Exercise prompt: Copy every entry precisely.
-- begin Excerpted records --
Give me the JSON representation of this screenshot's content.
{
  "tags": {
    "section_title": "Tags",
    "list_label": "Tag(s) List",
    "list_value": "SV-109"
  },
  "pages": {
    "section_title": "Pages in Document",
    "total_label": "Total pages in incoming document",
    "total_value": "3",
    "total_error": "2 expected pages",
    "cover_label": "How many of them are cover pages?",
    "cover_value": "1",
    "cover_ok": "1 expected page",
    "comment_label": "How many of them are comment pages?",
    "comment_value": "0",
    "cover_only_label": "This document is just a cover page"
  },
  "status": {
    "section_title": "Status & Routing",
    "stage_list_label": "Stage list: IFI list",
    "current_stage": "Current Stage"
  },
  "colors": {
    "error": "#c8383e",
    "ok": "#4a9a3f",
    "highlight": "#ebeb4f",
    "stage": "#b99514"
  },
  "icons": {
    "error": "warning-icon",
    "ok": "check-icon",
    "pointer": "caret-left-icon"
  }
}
-- end Excerpted records --
Complete response:
Give me the JSON representation of this screenshot's content.
{
  "tags": {
    "section_title": "Tags",
    "list_label": "Tag(s) List",
    "list_value": "SV-109"
  },
  "pages": {
    "section_title": "Pages in Document",
    "total_label": "Total pages in incoming document",
    "total_value": "3",
    "total_error": "2 expected pages",
    "cover_label": "How many of them are cover pages?",
    "cover_value": "1",
    "cover_ok": "1 expected page",
    "comment_label": "How many of them are comment pages?",
    "comment_value": "0",
    "cover_only_label": "This document is just a cover page"
  },
  "status": {
    "section_title": "Status & Routing",
    "stage_list_label": "Stage list: IFI list",
    "current_stage": "Current Stage"
  },
  "colors": {
    "error": "#c8383e",
    "ok": "#4a9a3f",
    "highlight": "#ebeb4f",
    "stage": "#b99514"
  },
  "icons": {
    "error": "warning-icon",
    "ok": "check-icon",
    "pointer": "caret-left-icon"
  }
}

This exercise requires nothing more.